**Prompt:** Report every line in the listing below where the string "source" shows up.

**Extracted records:**
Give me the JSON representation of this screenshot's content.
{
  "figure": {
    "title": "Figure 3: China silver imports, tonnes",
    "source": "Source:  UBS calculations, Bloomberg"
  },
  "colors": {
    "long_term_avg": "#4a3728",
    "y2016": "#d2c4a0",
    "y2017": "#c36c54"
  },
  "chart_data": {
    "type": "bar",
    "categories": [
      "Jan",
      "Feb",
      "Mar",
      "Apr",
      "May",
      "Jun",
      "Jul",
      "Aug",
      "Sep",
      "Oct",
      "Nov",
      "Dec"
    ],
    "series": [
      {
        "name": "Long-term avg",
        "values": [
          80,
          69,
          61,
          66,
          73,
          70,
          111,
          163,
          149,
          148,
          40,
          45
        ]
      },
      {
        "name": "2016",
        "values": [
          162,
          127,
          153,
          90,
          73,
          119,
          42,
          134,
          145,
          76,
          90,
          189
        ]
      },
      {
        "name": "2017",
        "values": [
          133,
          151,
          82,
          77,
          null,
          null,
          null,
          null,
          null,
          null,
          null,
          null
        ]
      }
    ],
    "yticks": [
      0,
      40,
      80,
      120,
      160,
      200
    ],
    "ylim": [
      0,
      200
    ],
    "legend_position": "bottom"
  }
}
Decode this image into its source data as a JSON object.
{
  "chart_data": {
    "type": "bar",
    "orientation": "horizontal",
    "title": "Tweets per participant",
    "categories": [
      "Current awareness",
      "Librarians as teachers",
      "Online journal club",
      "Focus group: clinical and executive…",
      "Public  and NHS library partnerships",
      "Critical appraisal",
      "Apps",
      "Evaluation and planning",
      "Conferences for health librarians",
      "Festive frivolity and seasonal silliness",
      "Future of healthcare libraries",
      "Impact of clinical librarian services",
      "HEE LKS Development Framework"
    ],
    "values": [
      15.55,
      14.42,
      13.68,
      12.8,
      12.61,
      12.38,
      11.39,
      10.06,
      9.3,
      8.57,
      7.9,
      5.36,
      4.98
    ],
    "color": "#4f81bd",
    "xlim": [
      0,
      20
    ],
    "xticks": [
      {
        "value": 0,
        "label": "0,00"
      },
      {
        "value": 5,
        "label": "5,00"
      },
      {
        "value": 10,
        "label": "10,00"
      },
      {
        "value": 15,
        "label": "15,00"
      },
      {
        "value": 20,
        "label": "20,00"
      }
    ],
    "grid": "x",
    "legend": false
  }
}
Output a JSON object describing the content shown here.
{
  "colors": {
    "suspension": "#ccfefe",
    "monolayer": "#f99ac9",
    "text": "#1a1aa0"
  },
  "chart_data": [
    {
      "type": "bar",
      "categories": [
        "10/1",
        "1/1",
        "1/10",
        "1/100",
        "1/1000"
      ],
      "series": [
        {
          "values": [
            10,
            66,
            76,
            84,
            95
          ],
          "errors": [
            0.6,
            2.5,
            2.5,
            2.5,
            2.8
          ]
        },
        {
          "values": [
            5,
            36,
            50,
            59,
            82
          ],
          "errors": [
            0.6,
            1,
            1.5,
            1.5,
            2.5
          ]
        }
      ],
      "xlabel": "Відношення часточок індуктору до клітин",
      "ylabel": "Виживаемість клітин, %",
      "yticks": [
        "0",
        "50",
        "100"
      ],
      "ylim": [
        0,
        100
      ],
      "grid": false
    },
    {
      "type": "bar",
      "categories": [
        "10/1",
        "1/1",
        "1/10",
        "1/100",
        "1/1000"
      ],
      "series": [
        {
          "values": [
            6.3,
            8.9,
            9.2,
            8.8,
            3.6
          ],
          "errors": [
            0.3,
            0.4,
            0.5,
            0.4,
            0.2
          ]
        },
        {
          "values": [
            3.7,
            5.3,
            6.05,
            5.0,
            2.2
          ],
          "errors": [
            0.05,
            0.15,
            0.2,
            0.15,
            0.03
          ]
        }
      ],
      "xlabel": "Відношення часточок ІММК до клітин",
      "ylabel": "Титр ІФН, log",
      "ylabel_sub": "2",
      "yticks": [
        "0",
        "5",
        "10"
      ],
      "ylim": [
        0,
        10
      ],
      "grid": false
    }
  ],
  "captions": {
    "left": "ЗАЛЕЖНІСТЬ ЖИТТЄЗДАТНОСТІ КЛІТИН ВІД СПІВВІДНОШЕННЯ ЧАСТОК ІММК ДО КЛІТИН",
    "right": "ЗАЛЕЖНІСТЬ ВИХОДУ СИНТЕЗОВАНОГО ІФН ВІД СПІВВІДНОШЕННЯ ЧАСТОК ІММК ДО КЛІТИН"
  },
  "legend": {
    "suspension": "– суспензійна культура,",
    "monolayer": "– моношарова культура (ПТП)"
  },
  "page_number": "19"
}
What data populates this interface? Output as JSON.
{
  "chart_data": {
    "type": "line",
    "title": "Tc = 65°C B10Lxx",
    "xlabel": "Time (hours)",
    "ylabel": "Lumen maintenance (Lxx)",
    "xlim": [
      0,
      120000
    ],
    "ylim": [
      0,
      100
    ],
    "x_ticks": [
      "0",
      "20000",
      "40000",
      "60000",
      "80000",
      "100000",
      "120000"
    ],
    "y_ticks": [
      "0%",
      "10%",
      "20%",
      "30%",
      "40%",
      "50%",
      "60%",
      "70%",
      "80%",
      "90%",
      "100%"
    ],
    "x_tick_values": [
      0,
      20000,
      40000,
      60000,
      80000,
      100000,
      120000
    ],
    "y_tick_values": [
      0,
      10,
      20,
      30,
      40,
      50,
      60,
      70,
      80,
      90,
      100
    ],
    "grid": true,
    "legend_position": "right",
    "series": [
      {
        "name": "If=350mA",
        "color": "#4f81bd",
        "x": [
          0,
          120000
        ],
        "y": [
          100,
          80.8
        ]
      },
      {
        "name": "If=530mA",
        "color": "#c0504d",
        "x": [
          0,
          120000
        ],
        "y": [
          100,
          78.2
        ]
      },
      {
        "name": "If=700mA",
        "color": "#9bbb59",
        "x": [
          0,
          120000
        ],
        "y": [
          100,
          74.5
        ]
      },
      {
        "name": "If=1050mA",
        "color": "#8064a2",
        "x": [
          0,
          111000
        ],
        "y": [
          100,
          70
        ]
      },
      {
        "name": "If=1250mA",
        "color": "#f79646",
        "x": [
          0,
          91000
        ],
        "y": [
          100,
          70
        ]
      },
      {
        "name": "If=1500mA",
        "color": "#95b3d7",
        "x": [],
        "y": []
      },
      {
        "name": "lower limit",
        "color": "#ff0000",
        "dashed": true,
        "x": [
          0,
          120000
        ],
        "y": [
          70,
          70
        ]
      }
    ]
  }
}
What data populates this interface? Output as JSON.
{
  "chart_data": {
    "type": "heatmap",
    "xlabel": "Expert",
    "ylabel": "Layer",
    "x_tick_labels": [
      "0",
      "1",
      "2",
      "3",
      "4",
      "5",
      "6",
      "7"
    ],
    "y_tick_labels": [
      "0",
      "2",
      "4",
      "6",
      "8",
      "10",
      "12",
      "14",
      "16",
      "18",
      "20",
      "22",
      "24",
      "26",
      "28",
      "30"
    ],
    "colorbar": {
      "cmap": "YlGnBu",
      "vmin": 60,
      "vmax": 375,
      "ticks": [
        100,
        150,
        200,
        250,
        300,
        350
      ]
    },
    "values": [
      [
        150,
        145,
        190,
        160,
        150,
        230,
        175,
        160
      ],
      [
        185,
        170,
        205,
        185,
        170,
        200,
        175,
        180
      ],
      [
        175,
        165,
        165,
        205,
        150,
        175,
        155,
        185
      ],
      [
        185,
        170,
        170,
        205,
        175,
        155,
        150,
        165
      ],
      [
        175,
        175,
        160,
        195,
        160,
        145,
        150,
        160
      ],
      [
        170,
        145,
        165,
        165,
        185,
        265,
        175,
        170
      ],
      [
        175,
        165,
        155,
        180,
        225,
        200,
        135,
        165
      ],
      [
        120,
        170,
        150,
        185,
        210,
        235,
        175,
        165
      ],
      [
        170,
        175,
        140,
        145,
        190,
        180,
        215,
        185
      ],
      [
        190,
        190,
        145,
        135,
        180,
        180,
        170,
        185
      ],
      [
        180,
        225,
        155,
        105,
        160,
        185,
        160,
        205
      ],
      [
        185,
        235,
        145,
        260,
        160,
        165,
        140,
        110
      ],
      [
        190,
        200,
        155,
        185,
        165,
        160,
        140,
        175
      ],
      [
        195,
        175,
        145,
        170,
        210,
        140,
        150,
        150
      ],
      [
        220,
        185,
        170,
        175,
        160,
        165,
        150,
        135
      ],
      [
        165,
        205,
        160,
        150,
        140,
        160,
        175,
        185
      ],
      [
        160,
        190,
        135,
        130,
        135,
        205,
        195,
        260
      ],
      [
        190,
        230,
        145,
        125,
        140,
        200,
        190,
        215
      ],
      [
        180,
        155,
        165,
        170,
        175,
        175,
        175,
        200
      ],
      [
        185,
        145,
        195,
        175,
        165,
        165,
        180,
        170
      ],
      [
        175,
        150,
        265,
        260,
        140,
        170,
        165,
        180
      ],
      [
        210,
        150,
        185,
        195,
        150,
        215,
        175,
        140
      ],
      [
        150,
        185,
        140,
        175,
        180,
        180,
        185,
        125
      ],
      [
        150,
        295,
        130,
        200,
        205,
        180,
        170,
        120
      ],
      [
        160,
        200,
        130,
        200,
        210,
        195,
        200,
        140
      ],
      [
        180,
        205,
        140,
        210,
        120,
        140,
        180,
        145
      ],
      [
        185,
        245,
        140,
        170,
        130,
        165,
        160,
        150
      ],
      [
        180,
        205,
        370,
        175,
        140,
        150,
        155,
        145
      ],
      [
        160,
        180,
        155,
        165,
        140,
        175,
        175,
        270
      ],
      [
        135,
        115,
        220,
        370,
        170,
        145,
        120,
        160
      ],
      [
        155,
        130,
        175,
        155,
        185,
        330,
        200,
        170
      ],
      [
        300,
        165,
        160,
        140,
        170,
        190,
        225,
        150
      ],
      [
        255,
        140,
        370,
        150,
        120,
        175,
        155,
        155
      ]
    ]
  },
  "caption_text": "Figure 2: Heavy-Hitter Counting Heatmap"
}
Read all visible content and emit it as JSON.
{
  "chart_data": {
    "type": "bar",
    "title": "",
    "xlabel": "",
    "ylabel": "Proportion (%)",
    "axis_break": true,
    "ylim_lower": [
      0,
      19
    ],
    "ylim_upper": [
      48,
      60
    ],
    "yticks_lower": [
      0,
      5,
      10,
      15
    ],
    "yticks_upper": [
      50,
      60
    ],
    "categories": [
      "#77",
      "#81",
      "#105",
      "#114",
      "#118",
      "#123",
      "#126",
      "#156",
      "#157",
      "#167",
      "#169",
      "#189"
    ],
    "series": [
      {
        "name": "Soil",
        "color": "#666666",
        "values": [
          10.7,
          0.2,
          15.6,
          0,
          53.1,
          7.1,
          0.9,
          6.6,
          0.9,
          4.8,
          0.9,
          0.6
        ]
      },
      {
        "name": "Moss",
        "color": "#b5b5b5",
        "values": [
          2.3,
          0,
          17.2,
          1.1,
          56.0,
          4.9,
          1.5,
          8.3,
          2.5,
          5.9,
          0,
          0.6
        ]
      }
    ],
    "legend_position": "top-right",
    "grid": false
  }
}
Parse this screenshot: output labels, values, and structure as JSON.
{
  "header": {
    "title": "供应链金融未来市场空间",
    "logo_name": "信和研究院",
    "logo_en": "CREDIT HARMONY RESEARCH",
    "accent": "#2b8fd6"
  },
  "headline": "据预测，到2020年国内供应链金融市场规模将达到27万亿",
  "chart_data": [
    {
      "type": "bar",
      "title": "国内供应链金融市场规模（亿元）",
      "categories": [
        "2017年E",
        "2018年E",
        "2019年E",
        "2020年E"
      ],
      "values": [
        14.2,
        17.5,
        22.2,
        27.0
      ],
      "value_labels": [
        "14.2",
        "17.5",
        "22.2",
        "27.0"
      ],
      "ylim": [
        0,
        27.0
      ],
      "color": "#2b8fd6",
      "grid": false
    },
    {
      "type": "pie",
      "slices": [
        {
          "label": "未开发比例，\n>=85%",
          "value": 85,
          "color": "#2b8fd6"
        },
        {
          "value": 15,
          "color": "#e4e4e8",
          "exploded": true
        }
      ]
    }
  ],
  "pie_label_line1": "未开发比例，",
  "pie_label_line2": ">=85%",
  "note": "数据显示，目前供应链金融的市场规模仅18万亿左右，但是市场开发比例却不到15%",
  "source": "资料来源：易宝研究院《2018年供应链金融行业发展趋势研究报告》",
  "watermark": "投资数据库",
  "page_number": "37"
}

**Result for this task:**
    "source": "Source:  UBS calculations, Bloomberg"
Decode this image into its source data as a JSON object.
  "source": "资料来源：易宝研究院《2018年供应链金融行业发展趋势研究报告》",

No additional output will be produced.